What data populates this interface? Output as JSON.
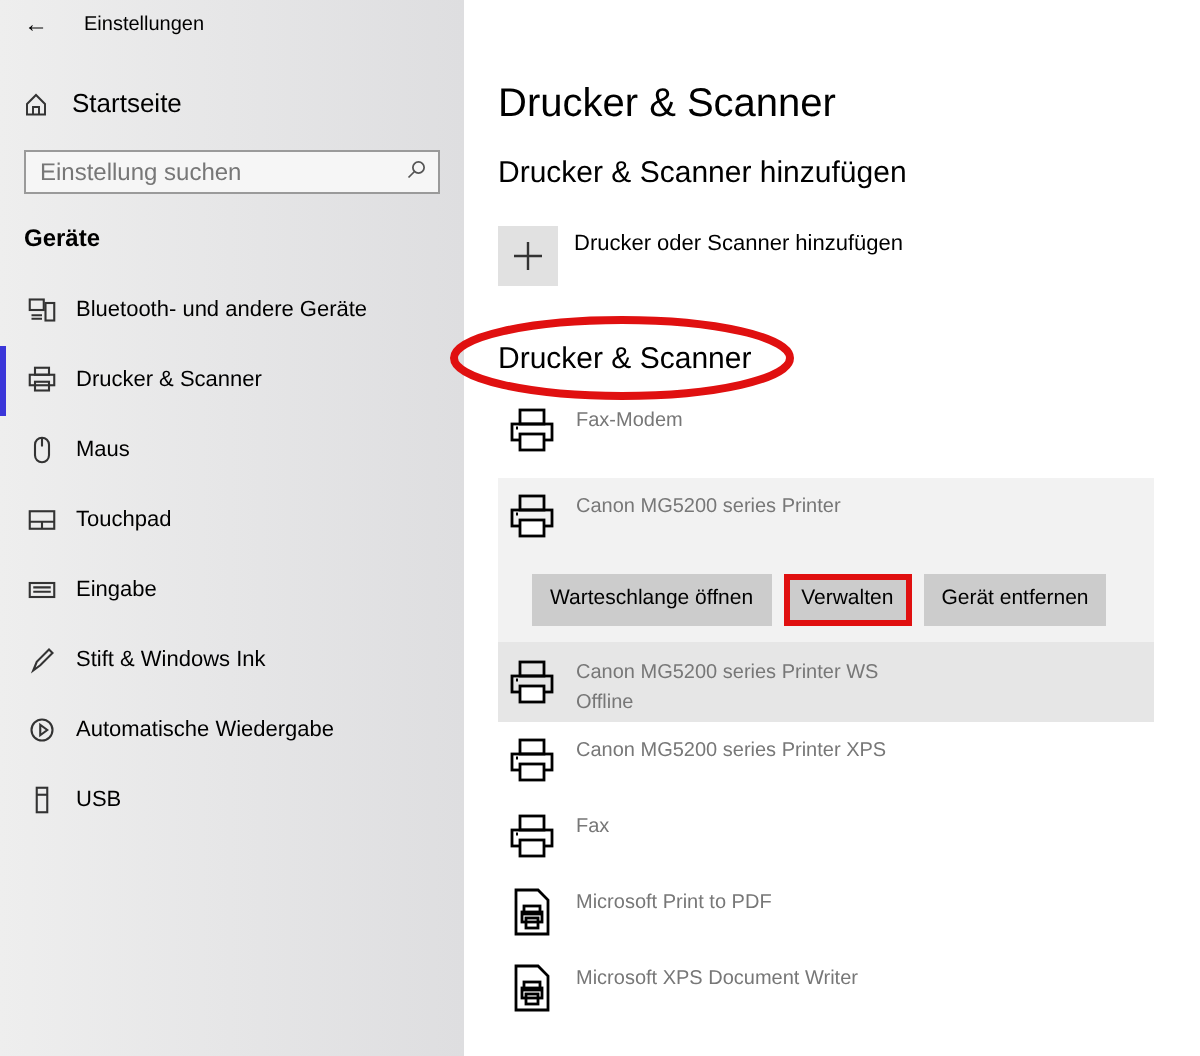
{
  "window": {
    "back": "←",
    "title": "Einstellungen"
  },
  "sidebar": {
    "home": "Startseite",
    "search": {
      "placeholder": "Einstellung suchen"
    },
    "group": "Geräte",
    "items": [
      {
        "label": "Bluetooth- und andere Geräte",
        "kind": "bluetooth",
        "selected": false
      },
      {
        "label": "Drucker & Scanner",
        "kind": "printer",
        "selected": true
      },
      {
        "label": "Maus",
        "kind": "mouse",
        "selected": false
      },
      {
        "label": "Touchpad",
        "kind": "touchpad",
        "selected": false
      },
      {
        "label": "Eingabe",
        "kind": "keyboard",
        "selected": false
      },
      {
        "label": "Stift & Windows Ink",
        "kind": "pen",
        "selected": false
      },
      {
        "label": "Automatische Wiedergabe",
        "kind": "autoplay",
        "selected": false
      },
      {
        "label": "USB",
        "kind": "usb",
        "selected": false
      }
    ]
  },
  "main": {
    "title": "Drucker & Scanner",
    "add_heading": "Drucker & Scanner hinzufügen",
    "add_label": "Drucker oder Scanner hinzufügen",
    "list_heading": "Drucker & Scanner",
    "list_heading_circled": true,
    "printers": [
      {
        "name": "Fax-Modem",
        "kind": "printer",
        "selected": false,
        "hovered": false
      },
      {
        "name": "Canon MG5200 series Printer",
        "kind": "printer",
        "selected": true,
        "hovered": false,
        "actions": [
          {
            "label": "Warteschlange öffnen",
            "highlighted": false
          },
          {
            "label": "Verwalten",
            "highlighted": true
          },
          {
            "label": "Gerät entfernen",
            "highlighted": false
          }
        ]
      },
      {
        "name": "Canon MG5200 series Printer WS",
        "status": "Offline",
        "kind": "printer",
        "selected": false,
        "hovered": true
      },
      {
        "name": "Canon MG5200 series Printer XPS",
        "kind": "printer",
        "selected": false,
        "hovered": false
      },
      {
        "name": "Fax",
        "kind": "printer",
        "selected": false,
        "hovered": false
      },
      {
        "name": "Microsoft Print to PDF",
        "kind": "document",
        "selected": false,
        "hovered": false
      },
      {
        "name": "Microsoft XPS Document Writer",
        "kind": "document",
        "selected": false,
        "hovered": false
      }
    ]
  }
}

====

#### Do this
Copy the listing word for word, excluding its pictures.

#### Written response
What data populates this interface? Output as JSON.
{
  "window": {
    "back": "←",
    "title": "Einstellungen"
  },
  "sidebar": {
    "home": "Startseite",
    "search": {
      "placeholder": "Einstellung suchen"
    },
    "group": "Geräte",
    "items": [
      {
        "label": "Bluetooth- und andere Geräte",
        "kind": "bluetooth",
        "selected": false
      },
      {
        "label": "Drucker & Scanner",
        "kind": "printer",
        "selected": true
      },
      {
        "label": "Maus",
        "kind": "mouse",
        "selected": false
      },
      {
        "label": "Touchpad",
        "kind": "touchpad",
        "selected": false
      },
      {
        "label": "Eingabe",
        "kind": "keyboard",
        "selected": false
      },
      {
        "label": "Stift & Windows Ink",
        "kind": "pen",
        "selected": false
      },
      {
        "label": "Automatische Wiedergabe",
        "kind": "autoplay",
        "selected": false
      },
      {
        "label": "USB",
        "kind": "usb",
        "selected": false
      }
    ]
  },
  "main": {
    "title": "Drucker & Scanner",
    "add_heading": "Drucker & Scanner hinzufügen",
    "add_label": "Drucker oder Scanner hinzufügen",
    "list_heading": "Drucker & Scanner",
    "list_heading_circled": true,
    "printers": [
      {
        "name": "Fax-Modem",
        "kind": "printer",
        "selected": false,
        "hovered": false
      },
      {
        "name": "Canon MG5200 series Printer",
        "kind": "printer",
        "selected": true,
        "hovered": false,
        "actions": [
          {
            "label": "Warteschlange öffnen",
            "highlighted": false
          },
          {
            "label": "Verwalten",
            "highlighted": true
          },
          {
            "label": "Gerät entfernen",
            "highlighted": false
          }
        ]
      },
      {
        "name": "Canon MG5200 series Printer WS",
        "status": "Offline",
        "kind": "printer",
        "selected": false,
        "hovered": true
      },
      {
        "name": "Canon MG5200 series Printer XPS",
        "kind": "printer",
        "selected": false,
        "hovered": false
      },
      {
        "name": "Fax",
        "kind": "printer",
        "selected": false,
        "hovered": false
      },
      {
        "name": "Microsoft Print to PDF",
        "kind": "document",
        "selected": false,
        "hovered": false
      },
      {
        "name": "Microsoft XPS Document Writer",
        "kind": "document",
        "selected": false,
        "hovered": false
      }
    ]
  }
}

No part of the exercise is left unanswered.